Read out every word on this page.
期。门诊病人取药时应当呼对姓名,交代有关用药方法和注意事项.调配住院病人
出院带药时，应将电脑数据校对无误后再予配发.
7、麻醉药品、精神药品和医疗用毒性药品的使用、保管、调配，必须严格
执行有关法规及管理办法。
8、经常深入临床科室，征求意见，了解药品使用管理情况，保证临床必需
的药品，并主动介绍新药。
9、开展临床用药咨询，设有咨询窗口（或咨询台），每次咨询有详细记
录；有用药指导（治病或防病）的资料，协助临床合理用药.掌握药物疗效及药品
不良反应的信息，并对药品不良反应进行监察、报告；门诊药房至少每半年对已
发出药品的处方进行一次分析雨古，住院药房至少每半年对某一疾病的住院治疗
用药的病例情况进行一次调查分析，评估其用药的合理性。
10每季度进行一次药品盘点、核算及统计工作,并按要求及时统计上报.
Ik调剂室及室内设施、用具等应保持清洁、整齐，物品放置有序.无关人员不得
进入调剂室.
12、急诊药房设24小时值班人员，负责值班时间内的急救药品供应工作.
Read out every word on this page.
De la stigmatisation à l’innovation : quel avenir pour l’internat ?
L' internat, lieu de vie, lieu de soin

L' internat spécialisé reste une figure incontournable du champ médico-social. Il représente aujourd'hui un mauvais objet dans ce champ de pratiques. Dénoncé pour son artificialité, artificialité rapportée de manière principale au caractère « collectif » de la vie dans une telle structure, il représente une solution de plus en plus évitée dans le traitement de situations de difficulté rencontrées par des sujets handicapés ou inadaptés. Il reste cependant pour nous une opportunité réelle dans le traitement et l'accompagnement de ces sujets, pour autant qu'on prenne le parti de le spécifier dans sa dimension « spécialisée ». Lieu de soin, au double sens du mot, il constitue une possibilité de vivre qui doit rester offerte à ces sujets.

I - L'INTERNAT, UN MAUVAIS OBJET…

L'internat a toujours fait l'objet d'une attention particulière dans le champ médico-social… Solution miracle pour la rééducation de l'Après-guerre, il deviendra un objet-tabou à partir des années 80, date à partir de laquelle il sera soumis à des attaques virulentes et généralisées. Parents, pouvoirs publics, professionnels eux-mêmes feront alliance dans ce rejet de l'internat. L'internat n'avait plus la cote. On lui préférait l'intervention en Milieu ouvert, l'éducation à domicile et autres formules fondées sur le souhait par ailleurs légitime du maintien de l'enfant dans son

• _Task brief_
The records above should be duplicated in full, exactly as given.

• _Complete answer_
Read out every word on this page.
期。门诊病人取药时应当呼对姓名,交代有关用药方法和注意事项.调配住院病人
出院带药时，应将电脑数据校对无误后再予配发.
7、麻醉药品、精神药品和医疗用毒性药品的使用、保管、调配，必须严格
执行有关法规及管理办法。
8、经常深入临床科室，征求意见，了解药品使用管理情况，保证临床必需
的药品，并主动介绍新药。
9、开展临床用药咨询，设有咨询窗口（或咨询台），每次咨询有详细记
录；有用药指导（治病或防病）的资料，协助临床合理用药.掌握药物疗效及药品
不良反应的信息，并对药品不良反应进行监察、报告；门诊药房至少每半年对已
发出药品的处方进行一次分析雨古，住院药房至少每半年对某一疾病的住院治疗
用药的病例情况进行一次调查分析，评估其用药的合理性。
10每季度进行一次药品盘点、核算及统计工作,并按要求及时统计上报.
Ik调剂室及室内设施、用具等应保持清洁、整齐，物品放置有序.无关人员不得
进入调剂室.
12、急诊药房设24小时值班人员，负责值班时间内的急救药品供应工作.
Read out every word on this page.
De la stigmatisation à l’innovation : quel avenir pour l’internat ?
L' internat, lieu de vie, lieu de soin

L' internat spécialisé reste une figure incontournable du champ médico-social. Il représente aujourd'hui un mauvais objet dans ce champ de pratiques. Dénoncé pour son artificialité, artificialité rapportée de manière principale au caractère « collectif » de la vie dans une telle structure, il représente une solution de plus en plus évitée dans le traitement de situations de difficulté rencontrées par des sujets handicapés ou inadaptés. Il reste cependant pour nous une opportunité réelle dans le traitement et l'accompagnement de ces sujets, pour autant qu'on prenne le parti de le spécifier dans sa dimension « spécialisée ». Lieu de soin, au double sens du mot, il constitue une possibilité de vivre qui doit rester offerte à ces sujets.

I - L'INTERNAT, UN MAUVAIS OBJET…

L'internat a toujours fait l'objet d'une attention particulière dans le champ médico-social… Solution miracle pour la rééducation de l'Après-guerre, il deviendra un objet-tabou à partir des années 80, date à partir de laquelle il sera soumis à des attaques virulentes et généralisées. Parents, pouvoirs publics, professionnels eux-mêmes feront alliance dans ce rejet de l'internat. L'internat n'avait plus la cote. On lui préférait l'intervention en Milieu ouvert, l'éducation à domicile et autres formules fondées sur le souhait par ailleurs légitime du maintien de l'enfant dans son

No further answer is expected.